**DIRECTIVE:** Write out the records word for word, from the start through the line that contains "Identify all the". Leave the pictures out of your answer.

**TASK DATA:**
+-------+
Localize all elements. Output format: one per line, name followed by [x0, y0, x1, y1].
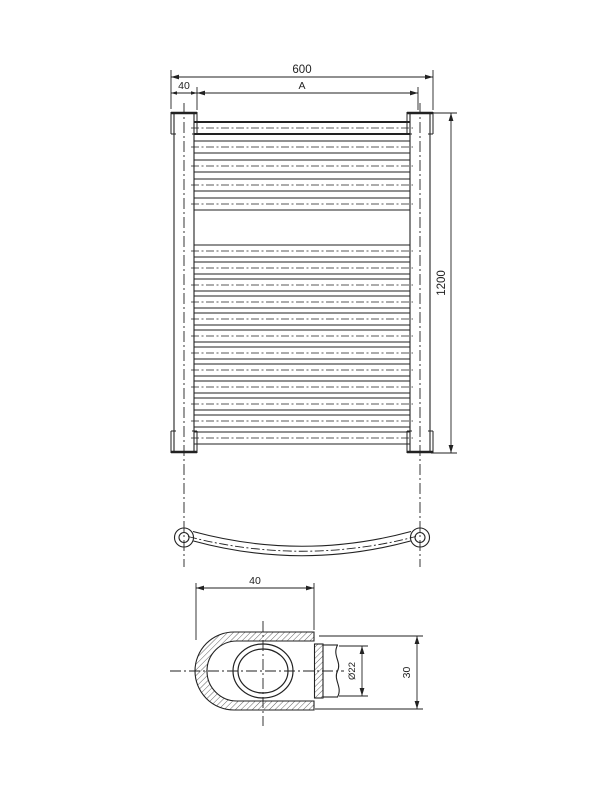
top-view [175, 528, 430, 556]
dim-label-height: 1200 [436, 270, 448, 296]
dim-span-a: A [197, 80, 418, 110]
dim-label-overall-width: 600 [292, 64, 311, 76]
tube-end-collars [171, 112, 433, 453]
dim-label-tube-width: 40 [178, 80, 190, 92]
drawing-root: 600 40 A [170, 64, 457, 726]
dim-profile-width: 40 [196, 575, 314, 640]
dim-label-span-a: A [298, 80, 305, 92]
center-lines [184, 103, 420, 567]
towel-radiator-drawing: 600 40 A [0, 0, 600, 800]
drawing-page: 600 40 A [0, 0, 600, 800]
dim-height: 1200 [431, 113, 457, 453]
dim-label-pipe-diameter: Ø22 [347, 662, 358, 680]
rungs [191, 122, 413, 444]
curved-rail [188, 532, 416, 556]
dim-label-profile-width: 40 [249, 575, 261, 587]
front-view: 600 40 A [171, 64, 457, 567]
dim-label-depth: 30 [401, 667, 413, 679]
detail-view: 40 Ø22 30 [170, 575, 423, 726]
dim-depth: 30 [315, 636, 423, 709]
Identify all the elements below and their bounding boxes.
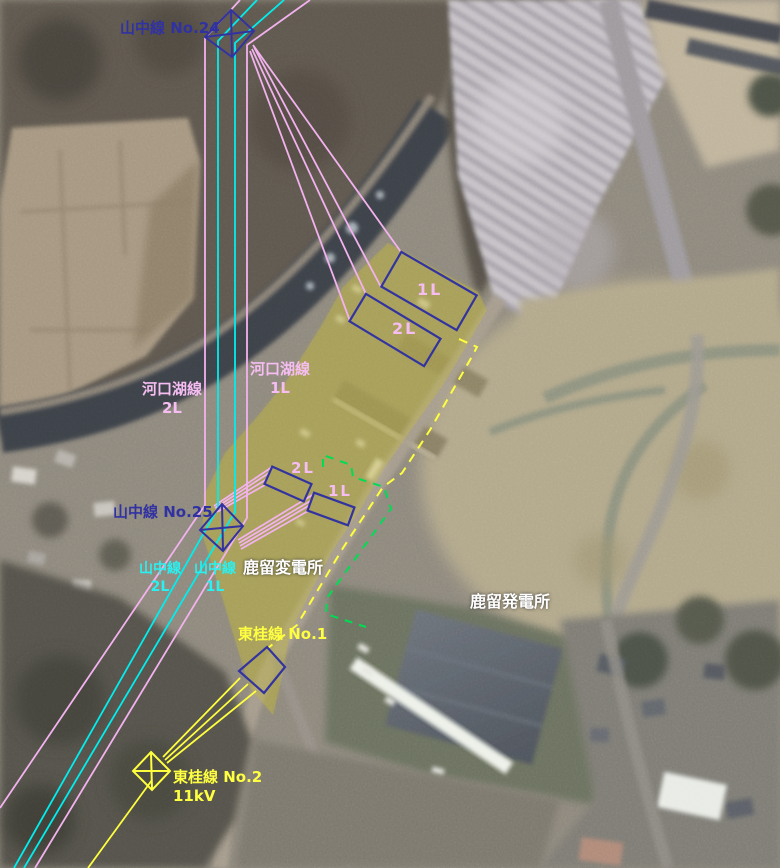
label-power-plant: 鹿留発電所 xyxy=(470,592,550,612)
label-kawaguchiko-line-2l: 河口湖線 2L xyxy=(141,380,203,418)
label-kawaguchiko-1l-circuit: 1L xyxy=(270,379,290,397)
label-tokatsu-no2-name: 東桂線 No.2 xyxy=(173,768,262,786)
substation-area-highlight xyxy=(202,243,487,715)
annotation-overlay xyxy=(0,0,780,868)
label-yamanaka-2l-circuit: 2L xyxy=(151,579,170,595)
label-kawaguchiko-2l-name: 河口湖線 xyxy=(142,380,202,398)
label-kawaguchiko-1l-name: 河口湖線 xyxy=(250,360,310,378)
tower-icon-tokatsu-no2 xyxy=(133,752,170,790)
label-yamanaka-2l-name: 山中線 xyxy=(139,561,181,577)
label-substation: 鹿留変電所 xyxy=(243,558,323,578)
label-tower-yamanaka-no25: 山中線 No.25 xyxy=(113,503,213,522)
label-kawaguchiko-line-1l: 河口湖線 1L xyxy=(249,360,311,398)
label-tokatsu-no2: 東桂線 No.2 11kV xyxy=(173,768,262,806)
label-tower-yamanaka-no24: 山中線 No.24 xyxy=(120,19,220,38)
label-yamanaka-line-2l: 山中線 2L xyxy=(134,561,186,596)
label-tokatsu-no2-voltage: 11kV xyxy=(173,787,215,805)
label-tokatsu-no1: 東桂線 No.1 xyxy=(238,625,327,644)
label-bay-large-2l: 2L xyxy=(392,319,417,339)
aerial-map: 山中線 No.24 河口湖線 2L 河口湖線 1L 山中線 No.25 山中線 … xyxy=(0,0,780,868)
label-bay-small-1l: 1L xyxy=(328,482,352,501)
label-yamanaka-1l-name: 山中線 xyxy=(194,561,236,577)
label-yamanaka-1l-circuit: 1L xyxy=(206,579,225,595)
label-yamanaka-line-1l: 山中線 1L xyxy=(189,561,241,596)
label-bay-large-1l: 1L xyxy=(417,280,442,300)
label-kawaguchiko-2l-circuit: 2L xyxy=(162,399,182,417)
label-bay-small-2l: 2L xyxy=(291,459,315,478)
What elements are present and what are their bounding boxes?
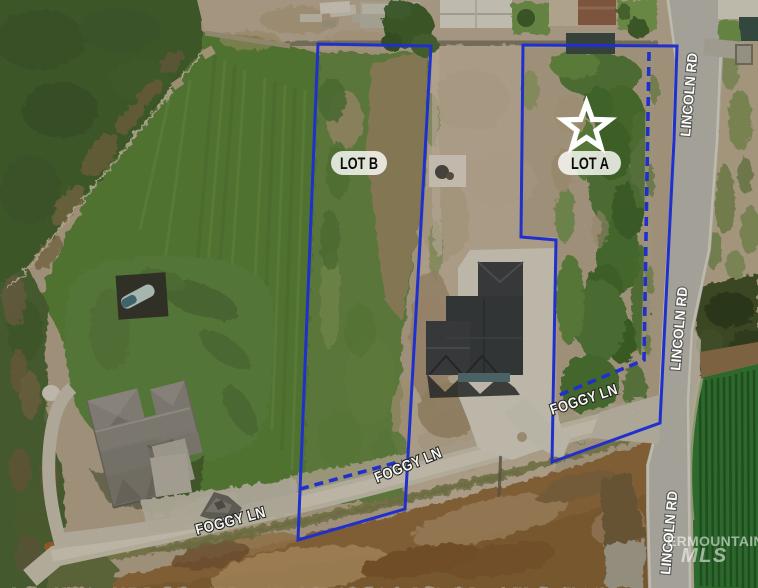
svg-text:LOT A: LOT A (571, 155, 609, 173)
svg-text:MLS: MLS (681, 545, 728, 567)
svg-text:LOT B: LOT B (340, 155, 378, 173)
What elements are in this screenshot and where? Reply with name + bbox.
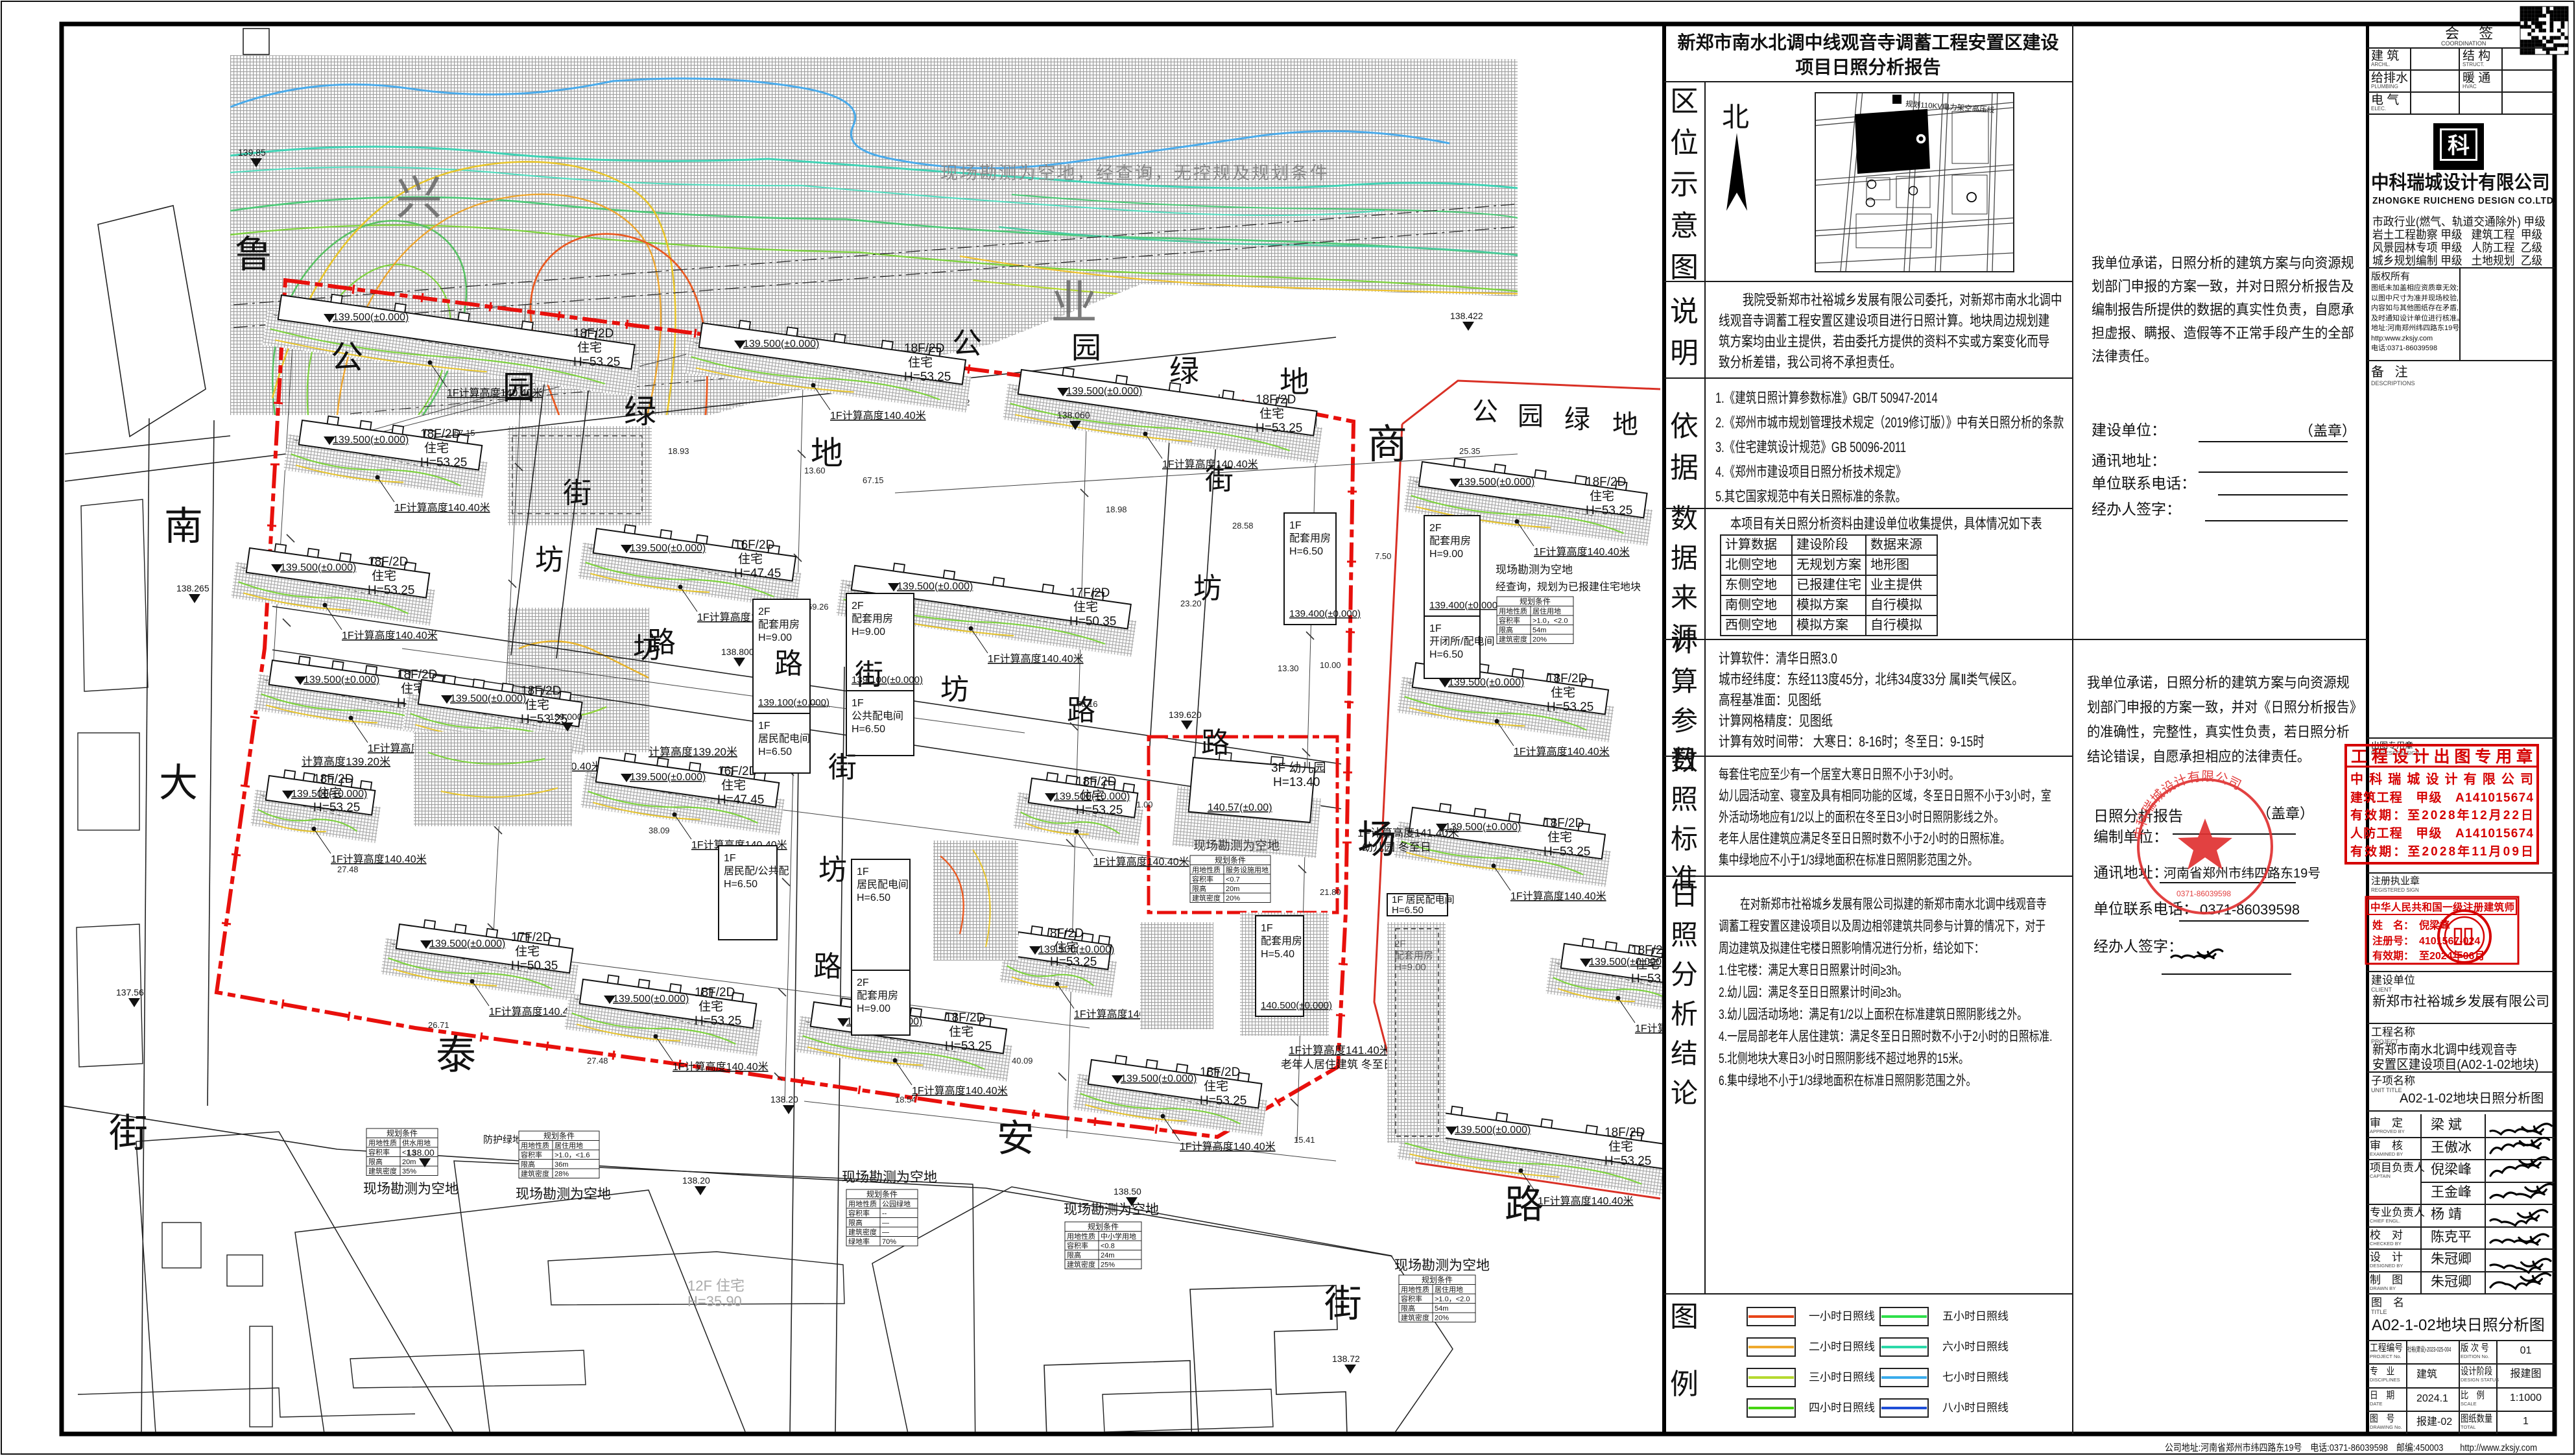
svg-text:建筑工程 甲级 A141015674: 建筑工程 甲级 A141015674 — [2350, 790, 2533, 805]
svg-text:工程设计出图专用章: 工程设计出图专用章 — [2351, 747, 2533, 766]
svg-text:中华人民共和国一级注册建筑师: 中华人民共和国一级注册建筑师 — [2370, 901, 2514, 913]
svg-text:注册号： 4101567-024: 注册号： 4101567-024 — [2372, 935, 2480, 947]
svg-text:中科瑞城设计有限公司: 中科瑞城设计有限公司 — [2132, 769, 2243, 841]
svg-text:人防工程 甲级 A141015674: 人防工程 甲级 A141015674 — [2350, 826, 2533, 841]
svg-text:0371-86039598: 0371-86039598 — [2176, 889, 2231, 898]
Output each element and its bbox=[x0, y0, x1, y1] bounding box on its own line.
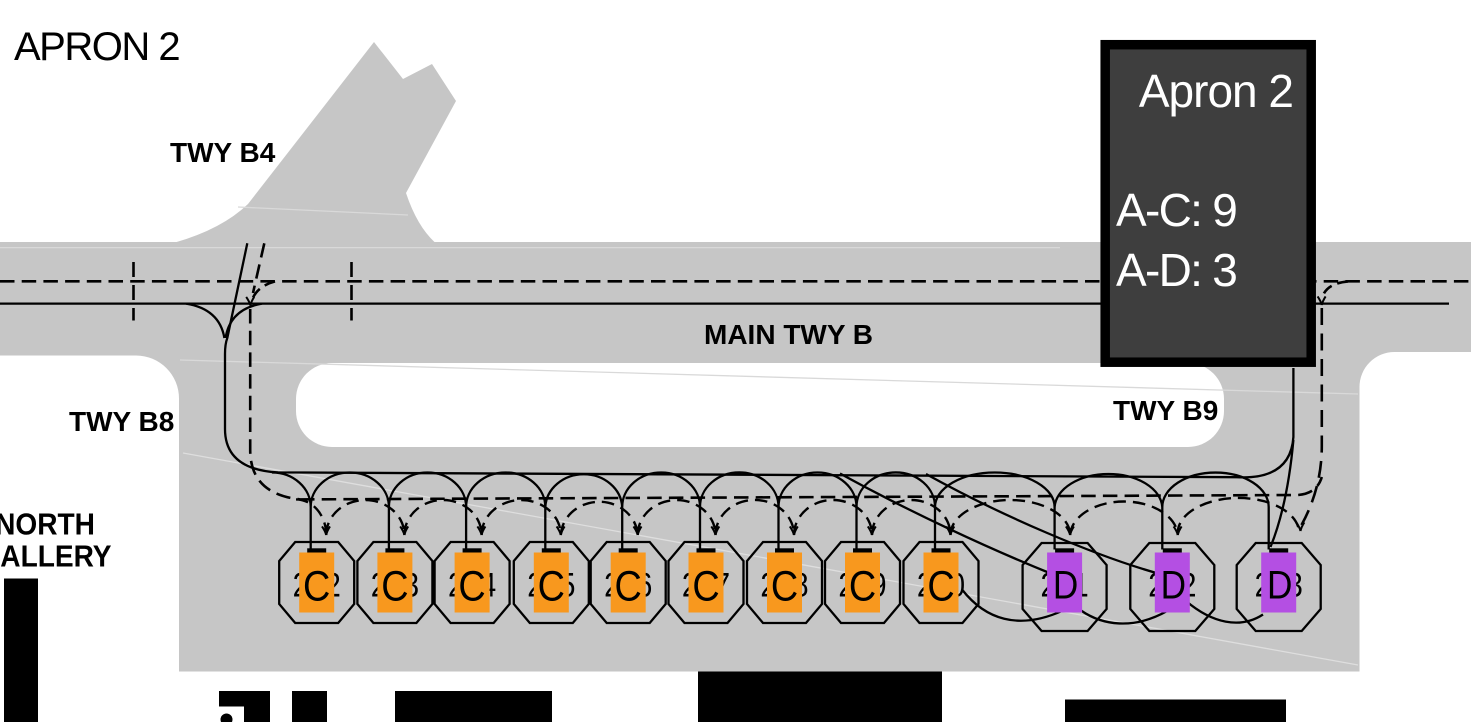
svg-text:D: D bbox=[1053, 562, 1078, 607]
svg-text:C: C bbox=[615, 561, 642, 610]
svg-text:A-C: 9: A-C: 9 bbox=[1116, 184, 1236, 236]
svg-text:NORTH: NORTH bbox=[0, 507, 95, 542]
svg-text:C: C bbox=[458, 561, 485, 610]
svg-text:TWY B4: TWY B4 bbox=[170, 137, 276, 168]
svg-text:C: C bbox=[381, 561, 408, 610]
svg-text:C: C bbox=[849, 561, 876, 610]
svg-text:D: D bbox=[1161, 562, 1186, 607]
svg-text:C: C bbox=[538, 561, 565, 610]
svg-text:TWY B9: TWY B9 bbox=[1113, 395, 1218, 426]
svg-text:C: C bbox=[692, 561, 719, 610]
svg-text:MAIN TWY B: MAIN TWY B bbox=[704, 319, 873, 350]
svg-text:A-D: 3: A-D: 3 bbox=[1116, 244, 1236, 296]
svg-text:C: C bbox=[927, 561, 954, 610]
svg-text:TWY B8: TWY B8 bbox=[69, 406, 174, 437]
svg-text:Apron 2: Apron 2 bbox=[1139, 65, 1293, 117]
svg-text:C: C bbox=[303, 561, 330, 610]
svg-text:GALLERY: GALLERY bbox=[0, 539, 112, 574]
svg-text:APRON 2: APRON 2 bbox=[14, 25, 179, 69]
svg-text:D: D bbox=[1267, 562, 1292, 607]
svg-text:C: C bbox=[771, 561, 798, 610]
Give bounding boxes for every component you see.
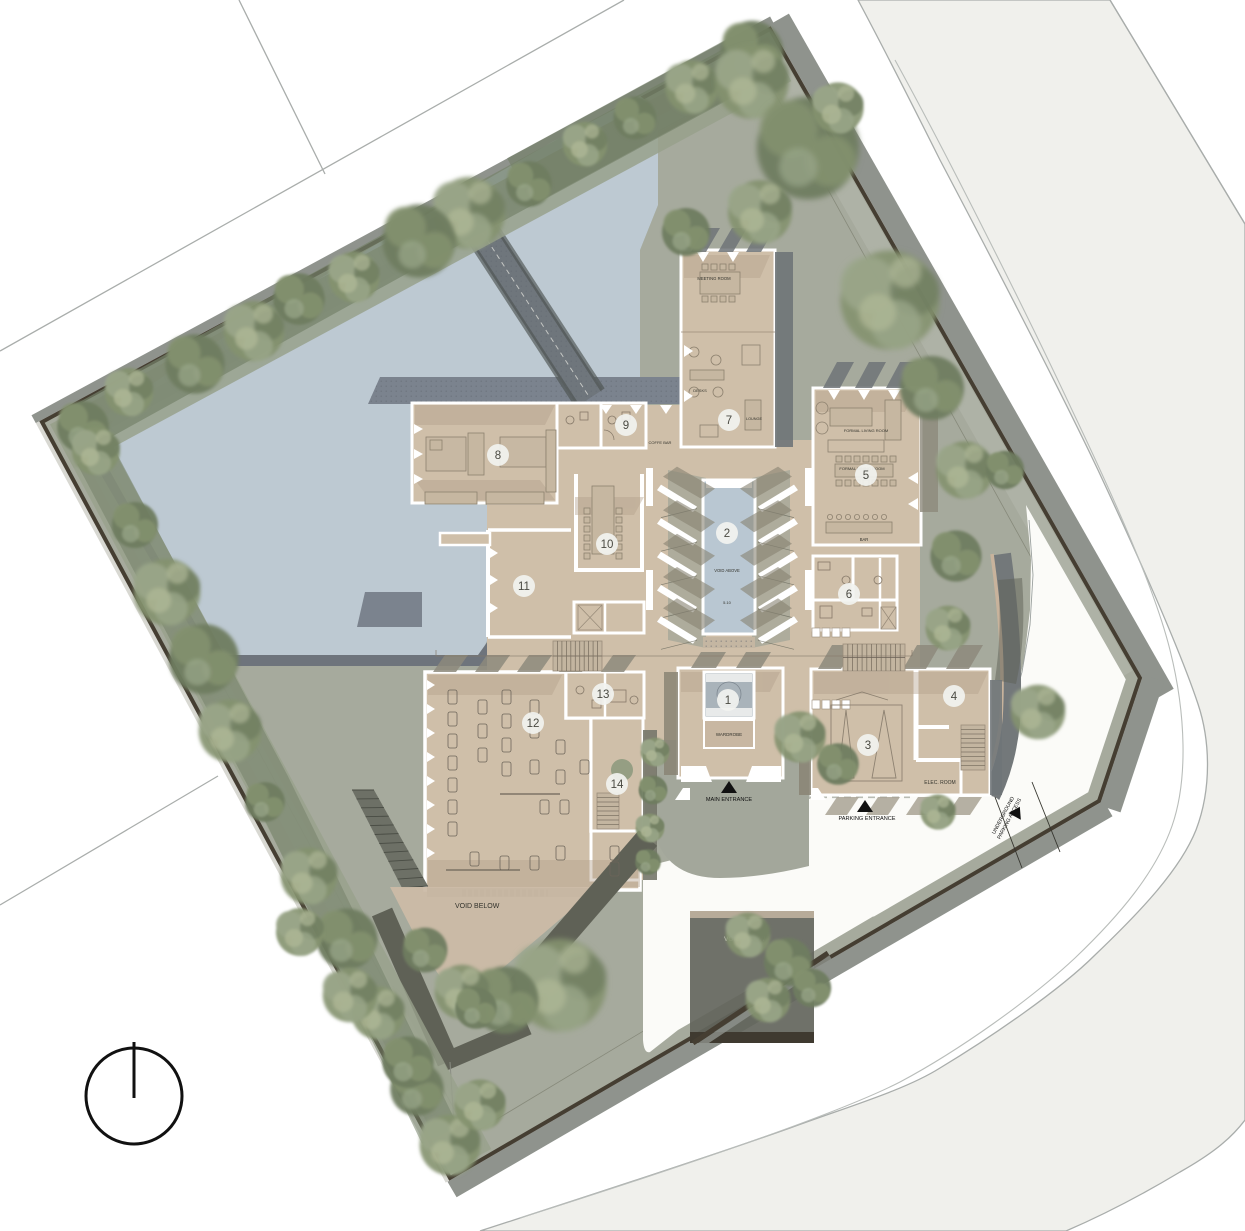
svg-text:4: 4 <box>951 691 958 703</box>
+-------+
**EXERCISE OUTPUT:**
Localize all elements. Output format: one per line, name followed by [x0, y0, x1, y1].
top-view [175, 528, 430, 556]
dim-label-height: 1200 [436, 270, 448, 296]
dim-span-a: A [197, 80, 418, 110]
dim-label-overall-width: 600 [292, 64, 311, 76]
tube-end-collars [171, 112, 433, 453]
dim-label-tube-width: 40 [178, 80, 190, 92]
drawing-root: 600 40 A [170, 64, 457, 726]
dim-profile-width: 40 [196, 575, 314, 640]
dim-label-span-a: A [298, 80, 305, 92]
center-lines [184, 103, 420, 567]
towel-radiator-drawing: 600 40 A [0, 0, 600, 800]
drawing-page: 600 40 A [0, 0, 600, 800]
dim-height: 1200 [431, 113, 457, 453]
dim-label-pipe-diameter: Ø22 [347, 662, 358, 680]
rungs [191, 122, 413, 444]
curved-rail [188, 532, 416, 556]
dim-label-profile-width: 40 [249, 575, 261, 587]
front-view: 600 40 A [171, 64, 457, 567]
dim-label-depth: 30 [401, 667, 413, 679]
detail-view: 40 Ø22 30 [170, 575, 423, 726]
dim-depth: 30 [315, 636, 423, 709]
Identify all the elements below and their bounding boxes.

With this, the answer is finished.